What to work on
Repeat each record exactly. Any picture gets left out.

-- start --

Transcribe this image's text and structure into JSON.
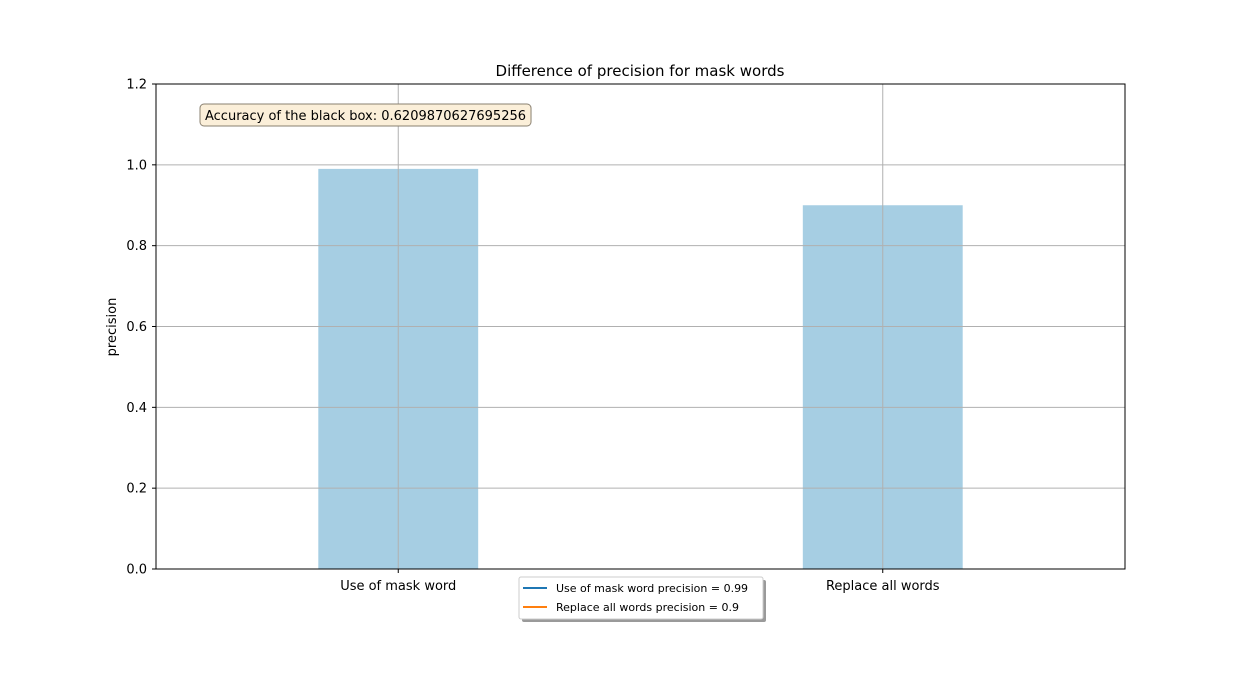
{
  "chart_data": {
    "type": "bar",
    "title": "Difference of precision for mask words",
    "xlabel": "",
    "ylabel": "precision",
    "categories": [
      "Use of mask word",
      "Replace all words"
    ],
    "values": [
      0.99,
      0.9
    ],
    "ylim": [
      0,
      1.2
    ],
    "yticks": [
      "0.0",
      "0.2",
      "0.4",
      "0.6",
      "0.8",
      "1.0",
      "1.2"
    ],
    "grid": true,
    "bar_color": "#a6cee3",
    "annotation": "Accuracy of the black box: 0.6209870627695256",
    "legend": {
      "placement": "bottom-center",
      "entries": [
        {
          "label": "Use of mask word precision = 0.99",
          "color": "#1f77b4"
        },
        {
          "label": "Replace all words precision = 0.9",
          "color": "#ff7f0e"
        }
      ]
    }
  }
}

-- end --

Full solution
Transcribe this image's text and structure into JSON.
{
  "chart_data": {
    "type": "bar",
    "title": "Difference of precision for mask words",
    "xlabel": "",
    "ylabel": "precision",
    "categories": [
      "Use of mask word",
      "Replace all words"
    ],
    "values": [
      0.99,
      0.9
    ],
    "ylim": [
      0,
      1.2
    ],
    "yticks": [
      "0.0",
      "0.2",
      "0.4",
      "0.6",
      "0.8",
      "1.0",
      "1.2"
    ],
    "grid": true,
    "bar_color": "#a6cee3",
    "annotation": "Accuracy of the black box: 0.6209870627695256",
    "legend": {
      "placement": "bottom-center",
      "entries": [
        {
          "label": "Use of mask word precision = 0.99",
          "color": "#1f77b4"
        },
        {
          "label": "Replace all words precision = 0.9",
          "color": "#ff7f0e"
        }
      ]
    }
  }
}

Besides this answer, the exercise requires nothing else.